Dataset entries:
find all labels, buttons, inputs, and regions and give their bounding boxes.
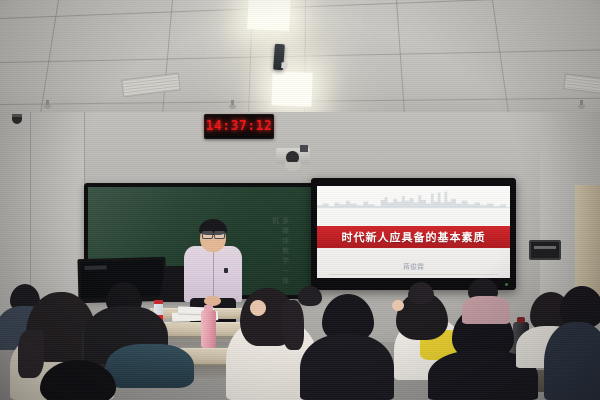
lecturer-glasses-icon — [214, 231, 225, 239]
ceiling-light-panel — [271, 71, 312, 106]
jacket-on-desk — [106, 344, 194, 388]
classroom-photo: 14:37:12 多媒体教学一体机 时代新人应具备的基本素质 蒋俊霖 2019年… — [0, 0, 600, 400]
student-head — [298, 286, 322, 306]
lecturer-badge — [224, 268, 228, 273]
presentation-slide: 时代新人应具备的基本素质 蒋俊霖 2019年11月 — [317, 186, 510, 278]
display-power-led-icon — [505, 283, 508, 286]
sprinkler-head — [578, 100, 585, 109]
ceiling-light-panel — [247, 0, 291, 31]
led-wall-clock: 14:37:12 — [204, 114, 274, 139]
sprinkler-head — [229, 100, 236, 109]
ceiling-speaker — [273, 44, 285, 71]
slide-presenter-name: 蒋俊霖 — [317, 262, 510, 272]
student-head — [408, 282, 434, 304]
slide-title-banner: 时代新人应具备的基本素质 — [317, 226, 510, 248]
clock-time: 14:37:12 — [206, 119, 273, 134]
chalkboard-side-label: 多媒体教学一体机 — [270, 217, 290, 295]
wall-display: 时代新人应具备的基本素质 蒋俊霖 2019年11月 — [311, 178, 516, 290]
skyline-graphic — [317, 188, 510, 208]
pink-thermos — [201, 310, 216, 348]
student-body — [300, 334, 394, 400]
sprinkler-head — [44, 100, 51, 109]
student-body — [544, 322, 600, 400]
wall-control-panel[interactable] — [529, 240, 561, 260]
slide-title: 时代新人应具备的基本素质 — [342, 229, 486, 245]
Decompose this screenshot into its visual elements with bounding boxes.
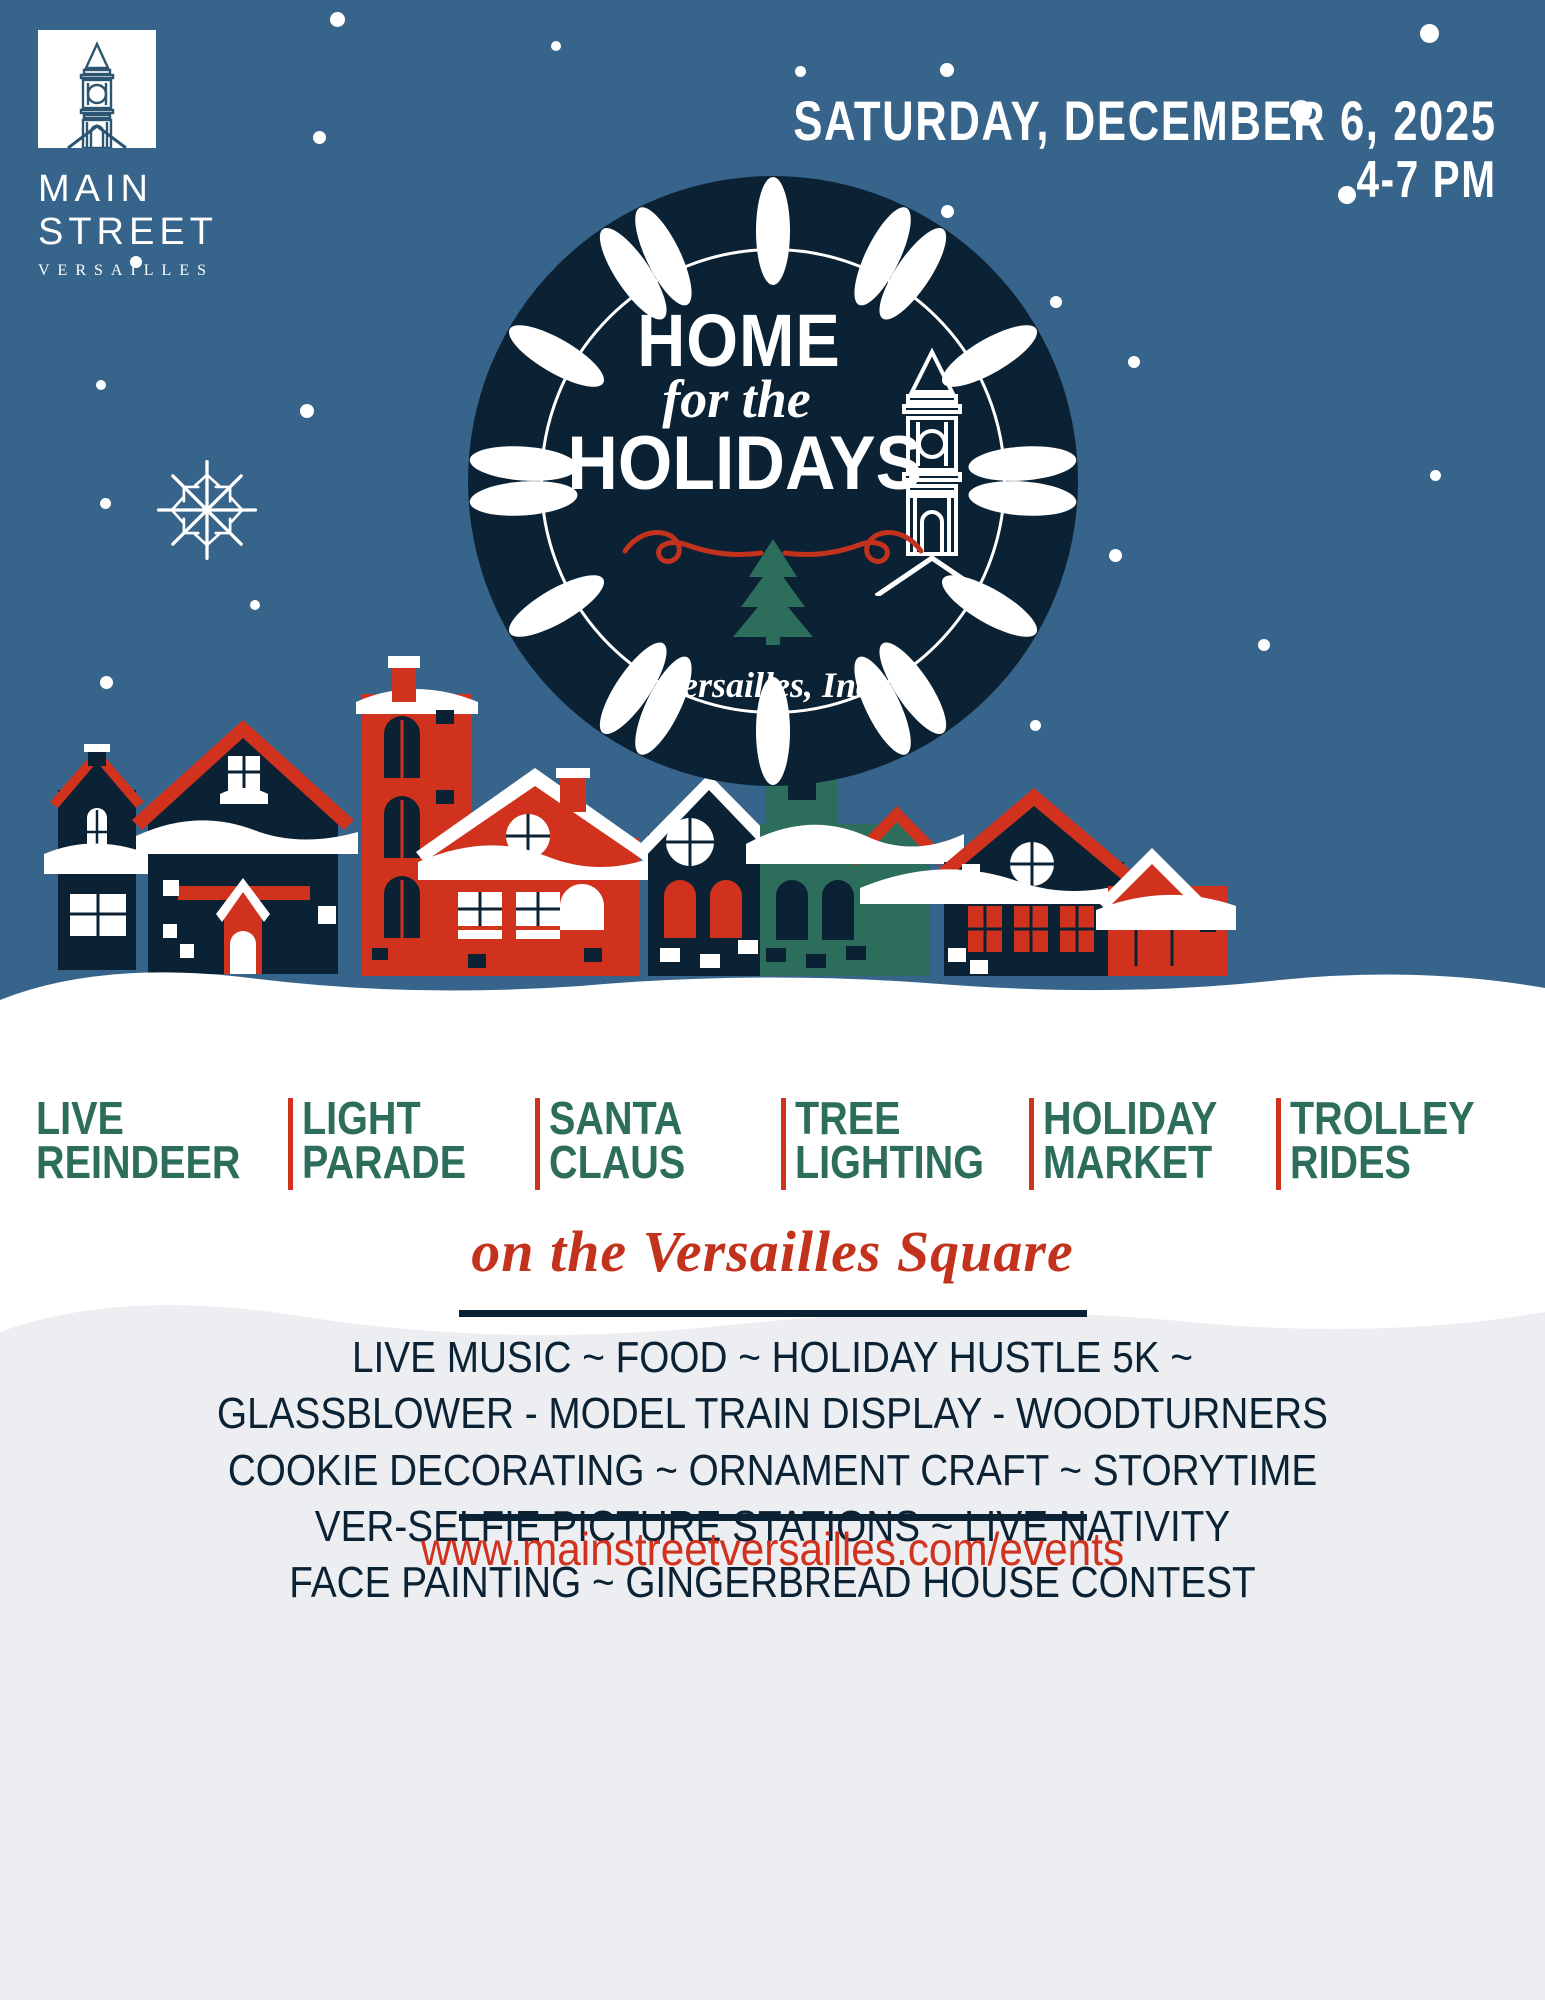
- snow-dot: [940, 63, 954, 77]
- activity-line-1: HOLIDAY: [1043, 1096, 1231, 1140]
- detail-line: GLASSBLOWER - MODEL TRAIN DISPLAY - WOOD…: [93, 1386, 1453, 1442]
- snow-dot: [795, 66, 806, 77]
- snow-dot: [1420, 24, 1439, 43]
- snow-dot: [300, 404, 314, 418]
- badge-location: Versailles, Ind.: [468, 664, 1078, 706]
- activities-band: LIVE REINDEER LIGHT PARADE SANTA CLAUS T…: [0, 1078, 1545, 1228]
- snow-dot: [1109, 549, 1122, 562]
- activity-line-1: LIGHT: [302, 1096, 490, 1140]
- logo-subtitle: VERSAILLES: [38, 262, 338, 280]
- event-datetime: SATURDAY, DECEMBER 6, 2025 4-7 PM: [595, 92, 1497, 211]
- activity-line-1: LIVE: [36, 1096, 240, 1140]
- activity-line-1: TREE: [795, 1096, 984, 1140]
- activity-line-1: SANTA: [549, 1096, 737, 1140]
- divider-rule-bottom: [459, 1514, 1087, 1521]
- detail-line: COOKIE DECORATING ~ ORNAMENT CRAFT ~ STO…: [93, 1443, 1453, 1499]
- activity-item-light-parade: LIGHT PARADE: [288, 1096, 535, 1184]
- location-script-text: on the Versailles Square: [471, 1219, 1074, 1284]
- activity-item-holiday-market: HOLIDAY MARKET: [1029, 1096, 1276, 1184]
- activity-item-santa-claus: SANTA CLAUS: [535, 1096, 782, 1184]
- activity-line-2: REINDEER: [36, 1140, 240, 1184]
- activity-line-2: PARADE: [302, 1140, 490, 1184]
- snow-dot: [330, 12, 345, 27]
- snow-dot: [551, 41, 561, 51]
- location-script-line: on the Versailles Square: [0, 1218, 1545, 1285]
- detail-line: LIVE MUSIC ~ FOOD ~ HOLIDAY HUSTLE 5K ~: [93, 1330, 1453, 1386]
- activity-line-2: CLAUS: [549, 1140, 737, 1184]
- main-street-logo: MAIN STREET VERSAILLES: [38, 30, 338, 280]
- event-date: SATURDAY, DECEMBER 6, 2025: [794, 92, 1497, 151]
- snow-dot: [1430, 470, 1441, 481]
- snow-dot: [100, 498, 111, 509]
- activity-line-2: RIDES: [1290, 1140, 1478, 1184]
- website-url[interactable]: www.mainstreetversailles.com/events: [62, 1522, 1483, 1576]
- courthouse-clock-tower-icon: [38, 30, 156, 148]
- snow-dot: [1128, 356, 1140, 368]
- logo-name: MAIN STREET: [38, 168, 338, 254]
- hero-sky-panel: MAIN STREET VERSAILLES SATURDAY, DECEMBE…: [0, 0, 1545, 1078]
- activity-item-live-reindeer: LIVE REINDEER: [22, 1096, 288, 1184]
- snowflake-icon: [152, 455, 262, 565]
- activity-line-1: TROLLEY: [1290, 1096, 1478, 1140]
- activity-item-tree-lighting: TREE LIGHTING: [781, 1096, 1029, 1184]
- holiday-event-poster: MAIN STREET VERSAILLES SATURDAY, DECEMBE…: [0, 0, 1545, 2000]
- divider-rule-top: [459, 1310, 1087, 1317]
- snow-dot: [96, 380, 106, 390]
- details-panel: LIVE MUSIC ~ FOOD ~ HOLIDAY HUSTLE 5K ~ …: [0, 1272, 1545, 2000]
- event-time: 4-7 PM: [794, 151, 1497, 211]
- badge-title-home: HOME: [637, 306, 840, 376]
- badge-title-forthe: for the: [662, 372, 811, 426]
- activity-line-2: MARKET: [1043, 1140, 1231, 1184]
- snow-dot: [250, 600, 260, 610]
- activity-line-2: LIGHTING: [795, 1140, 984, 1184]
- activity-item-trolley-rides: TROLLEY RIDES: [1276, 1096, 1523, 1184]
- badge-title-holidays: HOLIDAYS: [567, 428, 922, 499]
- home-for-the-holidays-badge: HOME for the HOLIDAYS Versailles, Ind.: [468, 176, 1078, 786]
--
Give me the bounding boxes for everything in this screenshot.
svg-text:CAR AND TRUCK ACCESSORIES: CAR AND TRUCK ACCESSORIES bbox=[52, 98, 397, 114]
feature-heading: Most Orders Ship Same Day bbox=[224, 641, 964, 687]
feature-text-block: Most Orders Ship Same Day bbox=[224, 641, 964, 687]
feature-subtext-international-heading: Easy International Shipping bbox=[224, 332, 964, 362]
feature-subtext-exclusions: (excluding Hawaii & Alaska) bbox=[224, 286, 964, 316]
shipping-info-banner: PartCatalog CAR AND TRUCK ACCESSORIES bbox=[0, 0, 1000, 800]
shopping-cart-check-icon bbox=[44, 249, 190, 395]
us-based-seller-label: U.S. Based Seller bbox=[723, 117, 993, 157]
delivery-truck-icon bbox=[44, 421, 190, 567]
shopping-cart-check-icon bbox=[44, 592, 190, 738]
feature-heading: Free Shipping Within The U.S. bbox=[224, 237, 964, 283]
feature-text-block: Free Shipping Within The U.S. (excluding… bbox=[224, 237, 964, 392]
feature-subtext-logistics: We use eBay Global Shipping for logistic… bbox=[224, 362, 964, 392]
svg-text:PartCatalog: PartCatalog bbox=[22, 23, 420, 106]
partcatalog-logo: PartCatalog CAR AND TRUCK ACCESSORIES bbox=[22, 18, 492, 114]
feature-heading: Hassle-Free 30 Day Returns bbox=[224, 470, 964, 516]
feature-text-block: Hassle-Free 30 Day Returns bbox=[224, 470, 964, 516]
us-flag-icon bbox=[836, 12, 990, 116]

> DIRECTIONS:
Copy out the rows word for word, starting with the line that contains "lecturer-glasses-icon — [214, 231, 225, 239]" and going on through the line that contains "student-head — [298, 286, 322, 306]".

> WRITTEN SOLUTION:
lecturer-glasses-icon — [214, 231, 225, 239]
ceiling-light-panel — [271, 71, 312, 106]
jacket-on-desk — [106, 344, 194, 388]
classroom-photo: 14:37:12 多媒体教学一体机 时代新人应具备的基本素质 蒋俊霖 2019年… — [0, 0, 600, 400]
student-head — [298, 286, 322, 306]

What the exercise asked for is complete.